• _Task goal_: For the copy, please give all of the data again exactly and leave the pictures out.

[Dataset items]
——

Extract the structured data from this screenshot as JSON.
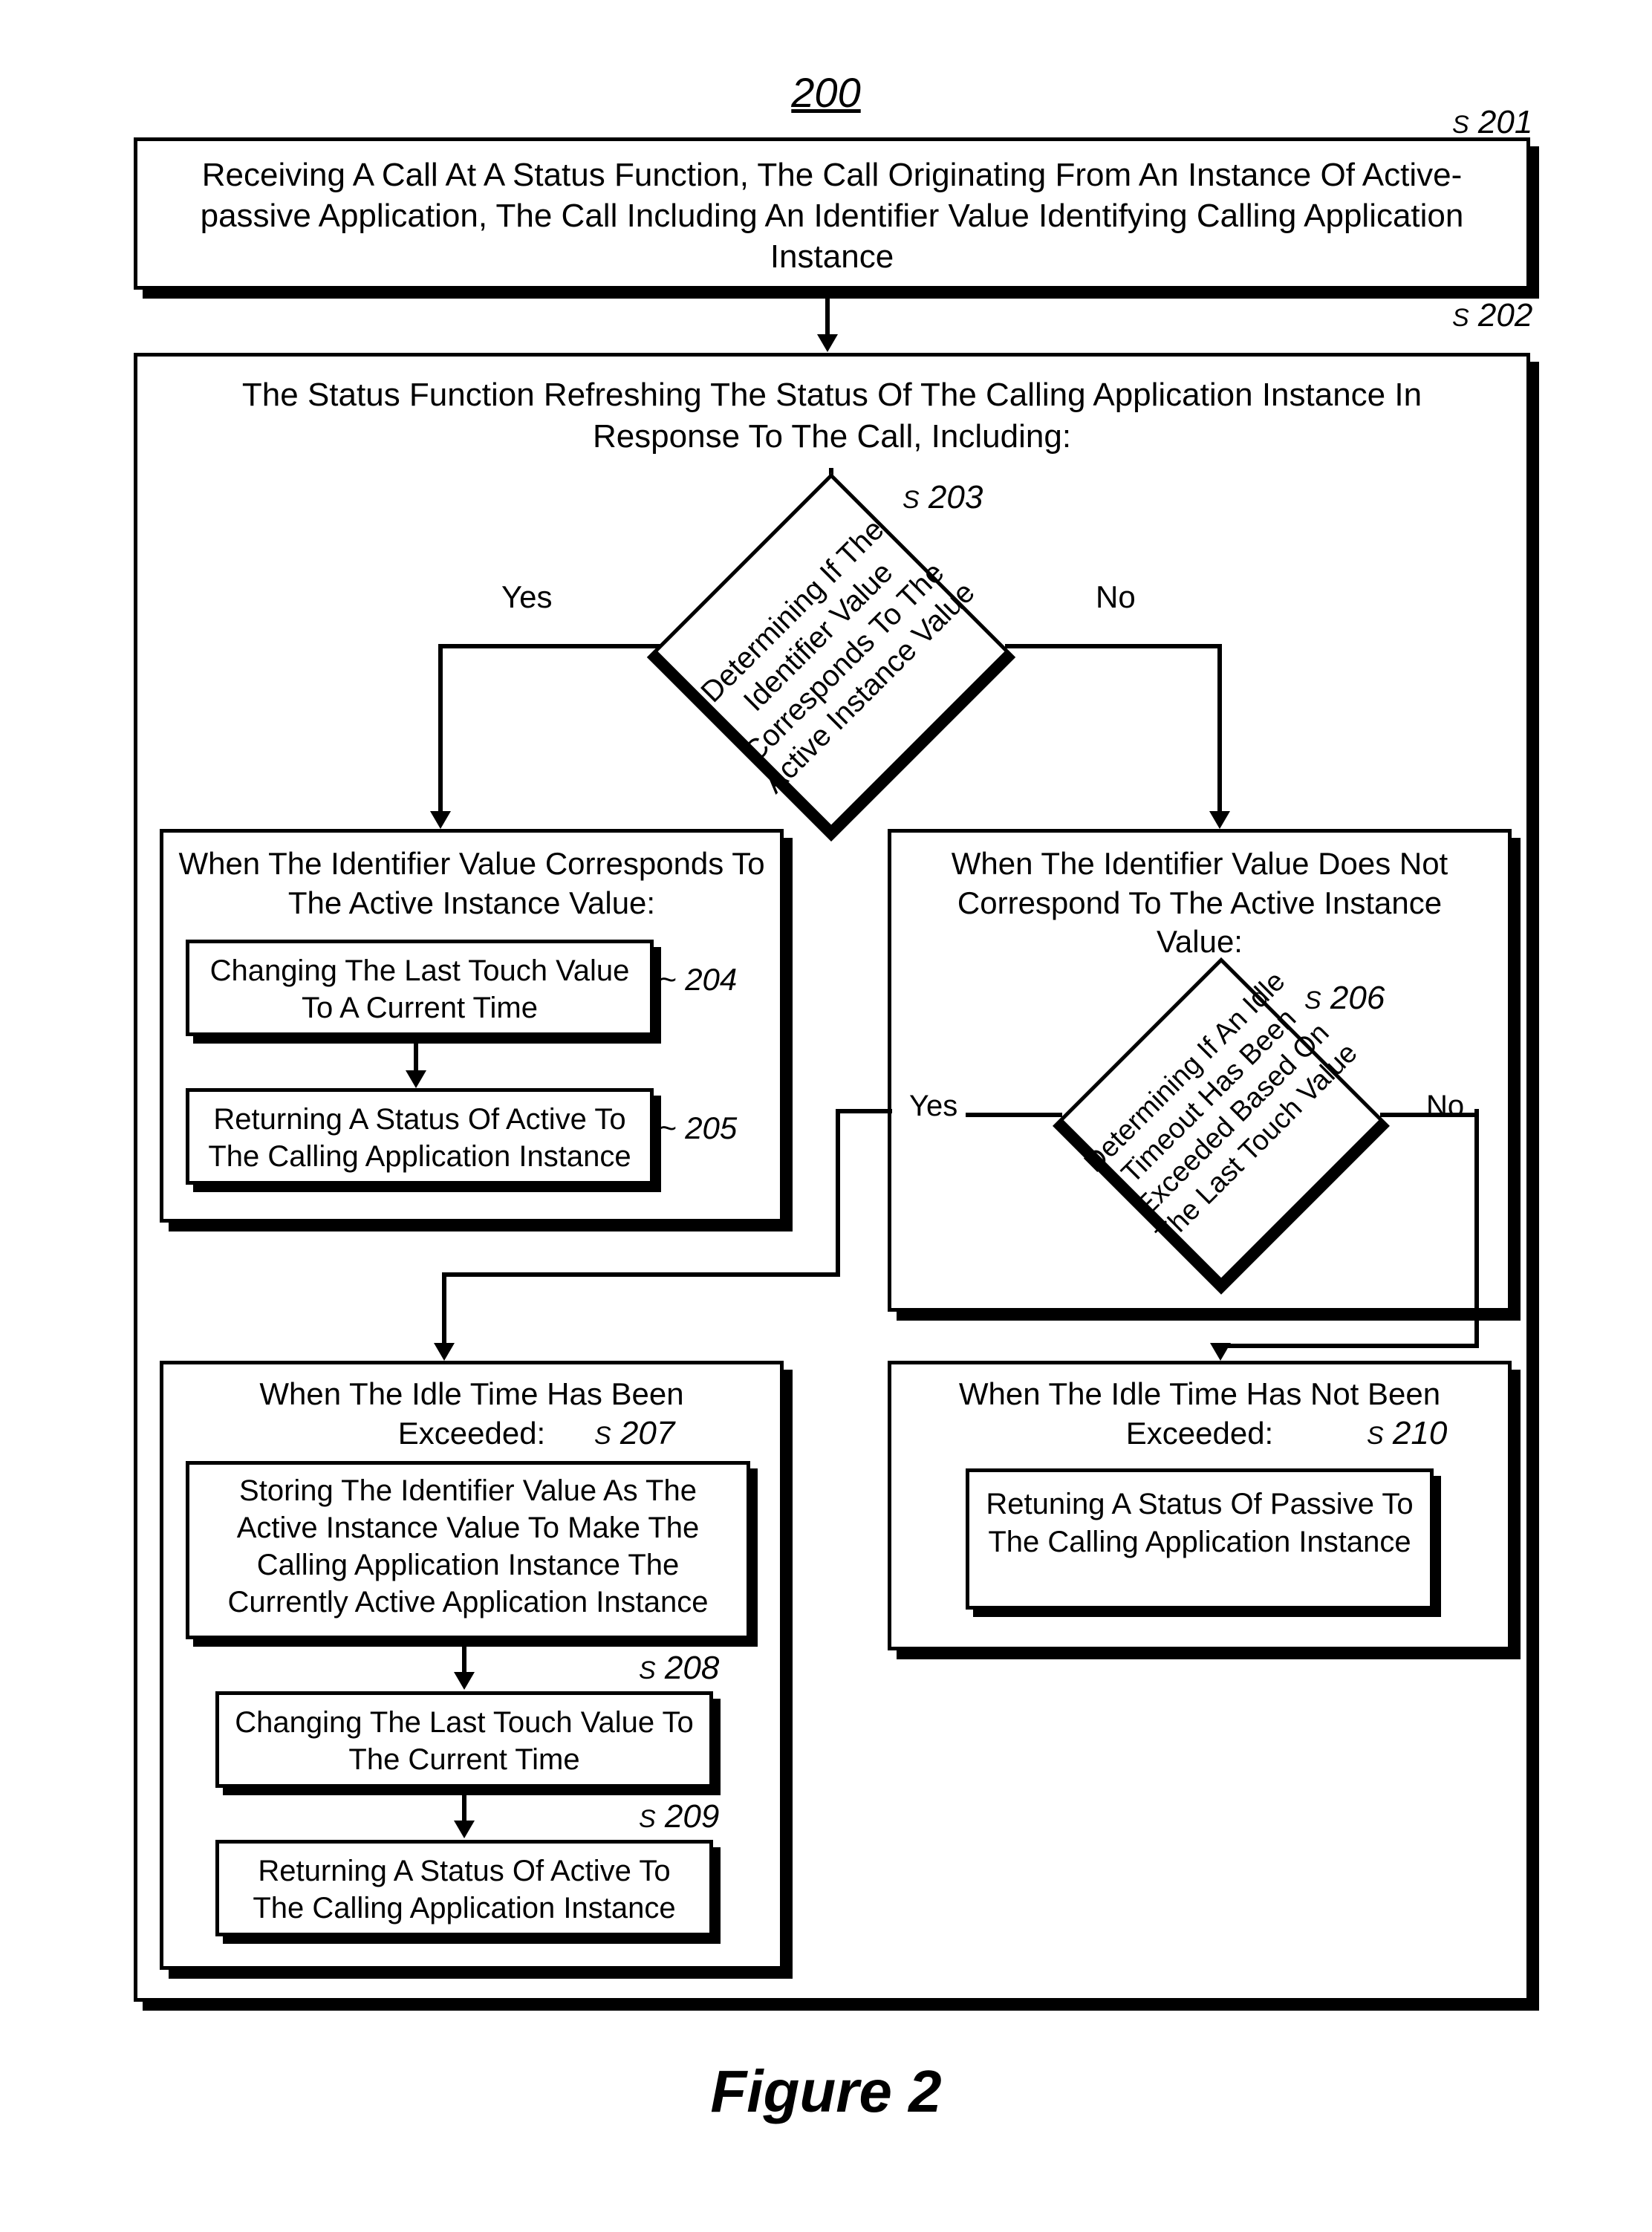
{
  "figure": {
    "number": "200",
    "caption": "Figure 2"
  },
  "refs": {
    "b201": "201",
    "b202": "202",
    "b203": "203",
    "b204": "204",
    "b205": "205",
    "b206": "206",
    "b207": "207",
    "b208": "208",
    "b209": "209",
    "b210": "210"
  },
  "labels": {
    "yes": "Yes",
    "no": "No"
  },
  "blocks": {
    "b201": "Receiving A Call At A Status Function, The Call Originating From An Instance Of Active-passive Application, The Call Including An Identifier Value Identifying Calling Application Instance",
    "b202_header": "The Status Function Refreshing The Status Of The Calling Application Instance In Response To The Call, Including:",
    "d203": "Determining If The Identifier Value Corresponds To The Active Instance Value",
    "yes_branch_header": "When The Identifier Value Corresponds To The Active Instance Value:",
    "b204": "Changing The Last Touch Value To A Current Time",
    "b205": "Returning A Status Of Active To The Calling Application Instance",
    "no_branch_header": "When The Identifier Value Does Not Correspond To The Active Instance Value:",
    "d206": "Determining If An Idle Timeout Has Been Exceeded Based On The Last Touch Value",
    "idle_exceeded_header": "When The Idle Time Has Been Exceeded:",
    "b207": "Storing The Identifier Value As The Active Instance Value To Make The Calling Application Instance The Currently Active Application Instance",
    "b208": "Changing The Last Touch Value To The Current Time",
    "b209": "Returning A Status Of Active To The Calling Application Instance",
    "idle_not_header": "When The Idle Time Has Not Been Exceeded:",
    "b210": "Retuning A Status Of Passive To The Calling Application Instance"
  }
}
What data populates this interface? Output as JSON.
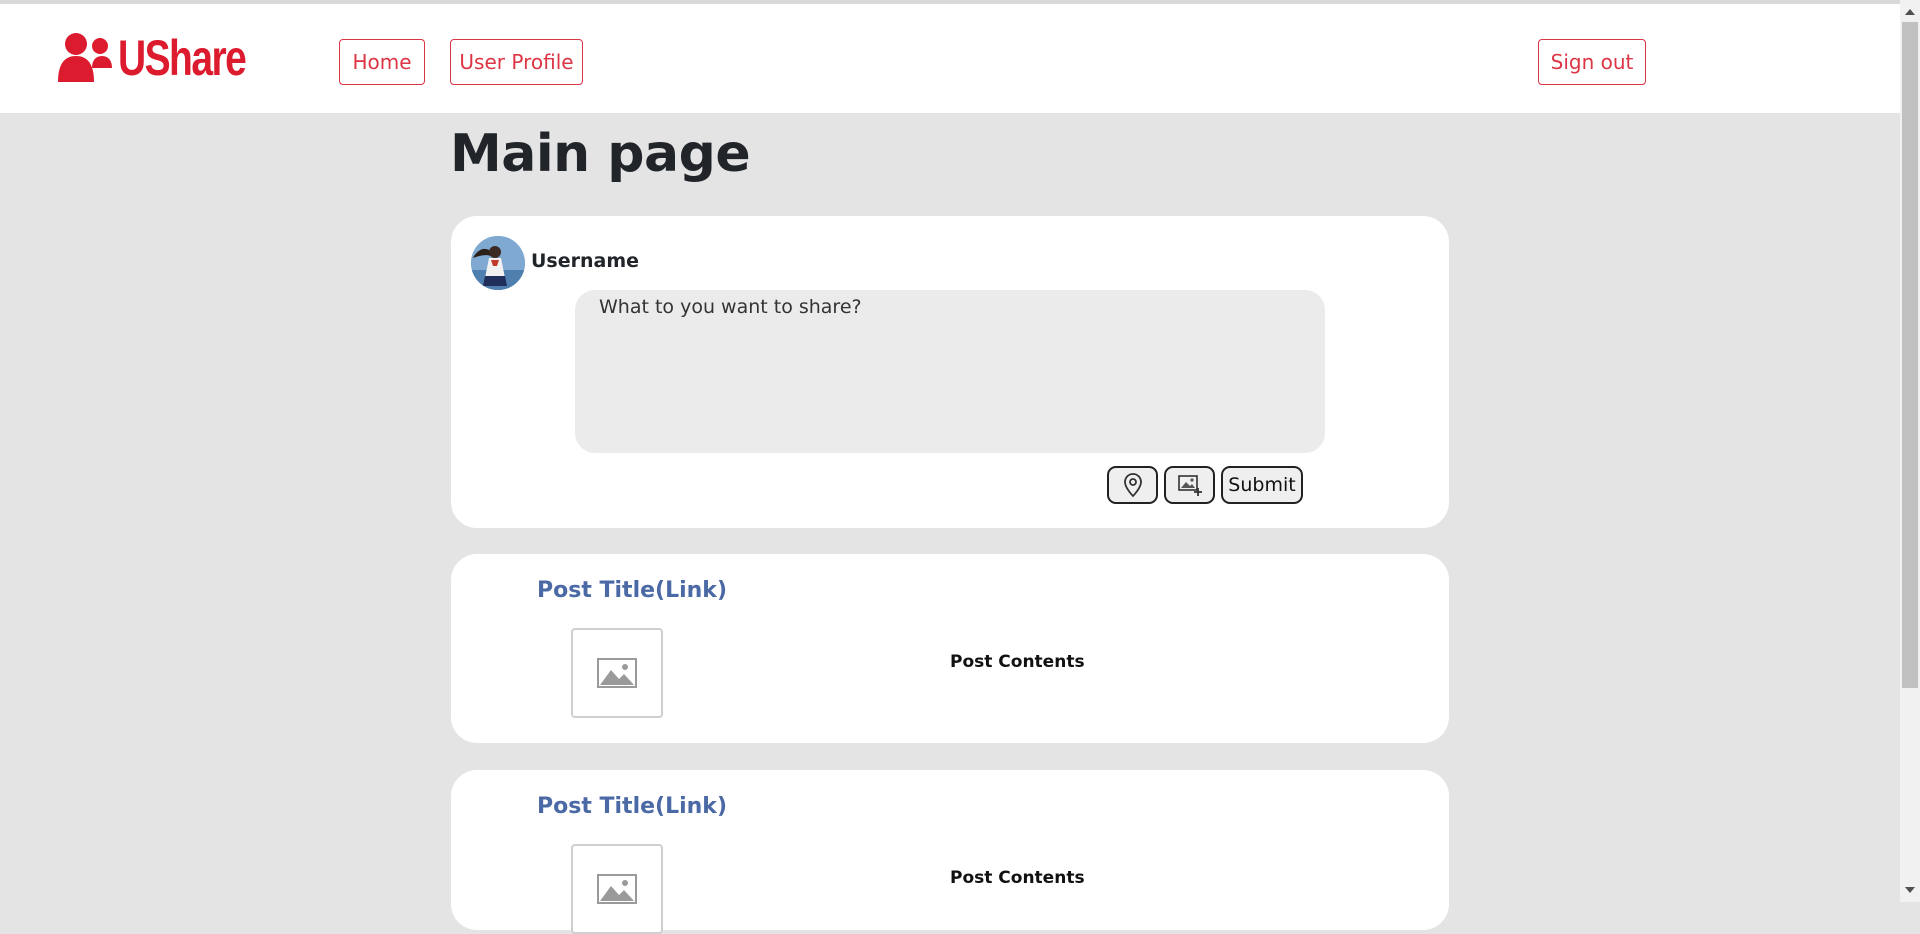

——

• _Solution to this task_:
Extract the structured data from this screenshot as JSON.
{
  "figure": {
    "number": "200",
    "caption": "Figure 2"
  },
  "refs": {
    "b201": "201",
    "b202": "202",
    "b203": "203",
    "b204": "204",
    "b205": "205",
    "b206": "206",
    "b207": "207",
    "b208": "208",
    "b209": "209",
    "b210": "210"
  },
  "labels": {
    "yes": "Yes",
    "no": "No"
  },
  "blocks": {
    "b201": "Receiving A Call At A Status Function, The Call Originating From An Instance Of Active-passive Application, The Call Including An Identifier Value Identifying Calling Application Instance",
    "b202_header": "The Status Function Refreshing The Status Of The Calling Application Instance In Response To The Call, Including:",
    "d203": "Determining If The Identifier Value Corresponds To The Active Instance Value",
    "yes_branch_header": "When The Identifier Value Corresponds To The Active Instance Value:",
    "b204": "Changing The Last Touch Value To A Current Time",
    "b205": "Returning A Status Of Active To The Calling Application Instance",
    "no_branch_header": "When The Identifier Value Does Not Correspond To The Active Instance Value:",
    "d206": "Determining If An Idle Timeout Has Been Exceeded Based On The Last Touch Value",
    "idle_exceeded_header": "When The Idle Time Has Been Exceeded:",
    "b207": "Storing The Identifier Value As The Active Instance Value To Make The Calling Application Instance The Currently Active Application Instance",
    "b208": "Changing The Last Touch Value To The Current Time",
    "b209": "Returning A Status Of Active To The Calling Application Instance",
    "idle_not_header": "When The Idle Time Has Not Been Exceeded:",
    "b210": "Retuning A Status Of Passive To The Calling Application Instance"
  }
}
What data populates this interface? Output as JSON.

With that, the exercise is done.